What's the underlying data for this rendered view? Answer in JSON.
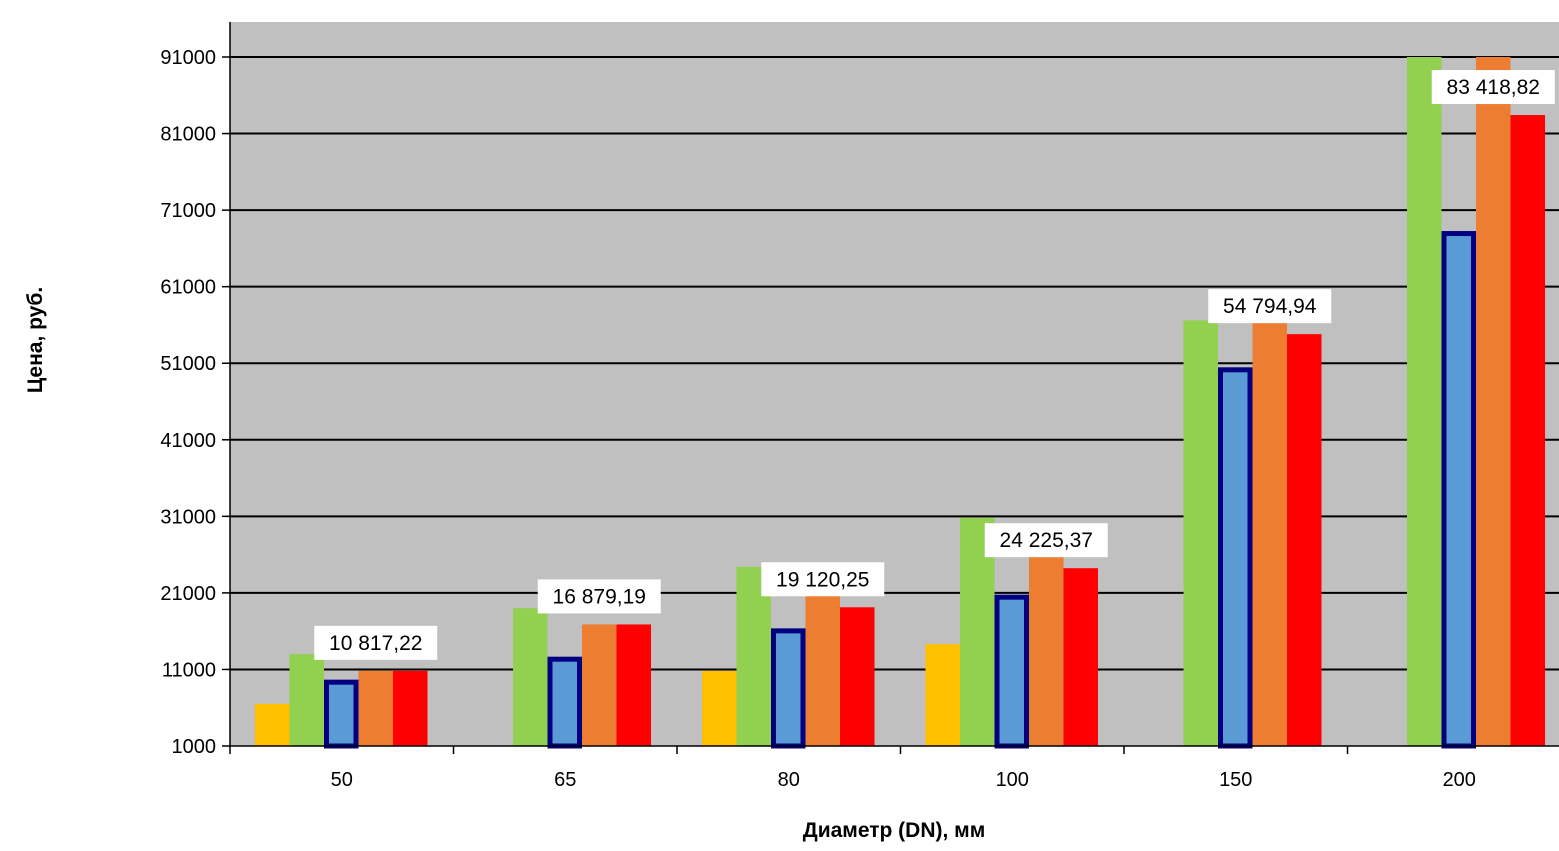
{
  "chart_data": {
    "type": "bar",
    "title": "",
    "xlabel": "Диаметр (DN), мм",
    "ylabel": "Цена, руб.",
    "categories": [
      "50",
      "65",
      "80",
      "100",
      "150",
      "200"
    ],
    "ylim": [
      1000,
      91000
    ],
    "yticks": [
      "1000",
      "11000",
      "21000",
      "31000",
      "41000",
      "51000",
      "61000",
      "71000",
      "81000",
      "91000"
    ],
    "grid": true,
    "legend": "none",
    "plot_background": "#c0c0c0",
    "series": [
      {
        "color": "#ffc000",
        "values": [
          6500,
          null,
          10800,
          14300,
          null,
          null
        ]
      },
      {
        "color": "#92d050",
        "values": [
          13000,
          19000,
          24400,
          30800,
          56600,
          91000
        ]
      },
      {
        "color": "#5b9bd5",
        "outline": "#000080",
        "values": [
          9600,
          12600,
          16300,
          20700,
          50400,
          68200
        ]
      },
      {
        "color": "#ed7d31",
        "values": [
          10817.22,
          16879.19,
          20900,
          27000,
          56600,
          91000
        ]
      },
      {
        "color": "#ff0000",
        "values": [
          10817.22,
          16879.19,
          19120.25,
          24225.37,
          54794.94,
          83418.82
        ]
      }
    ],
    "data_labels": [
      "10 817,22",
      "16 879,19",
      "19 120,25",
      "24 225,37",
      "54 794,94",
      "83 418,82"
    ]
  }
}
****************************************
Set task | Without the pictures, copy the material exactly as given.

Response for this exercise |
What's the underlying data for this rendered view? Answer in JSON.
{
  "chart_data": {
    "type": "bar",
    "title": "",
    "xlabel": "Диаметр (DN), мм",
    "ylabel": "Цена, руб.",
    "categories": [
      "50",
      "65",
      "80",
      "100",
      "150",
      "200"
    ],
    "ylim": [
      1000,
      91000
    ],
    "yticks": [
      "1000",
      "11000",
      "21000",
      "31000",
      "41000",
      "51000",
      "61000",
      "71000",
      "81000",
      "91000"
    ],
    "grid": true,
    "legend": "none",
    "plot_background": "#c0c0c0",
    "series": [
      {
        "color": "#ffc000",
        "values": [
          6500,
          null,
          10800,
          14300,
          null,
          null
        ]
      },
      {
        "color": "#92d050",
        "values": [
          13000,
          19000,
          24400,
          30800,
          56600,
          91000
        ]
      },
      {
        "color": "#5b9bd5",
        "outline": "#000080",
        "values": [
          9600,
          12600,
          16300,
          20700,
          50400,
          68200
        ]
      },
      {
        "color": "#ed7d31",
        "values": [
          10817.22,
          16879.19,
          20900,
          27000,
          56600,
          91000
        ]
      },
      {
        "color": "#ff0000",
        "values": [
          10817.22,
          16879.19,
          19120.25,
          24225.37,
          54794.94,
          83418.82
        ]
      }
    ],
    "data_labels": [
      "10 817,22",
      "16 879,19",
      "19 120,25",
      "24 225,37",
      "54 794,94",
      "83 418,82"
    ]
  }
}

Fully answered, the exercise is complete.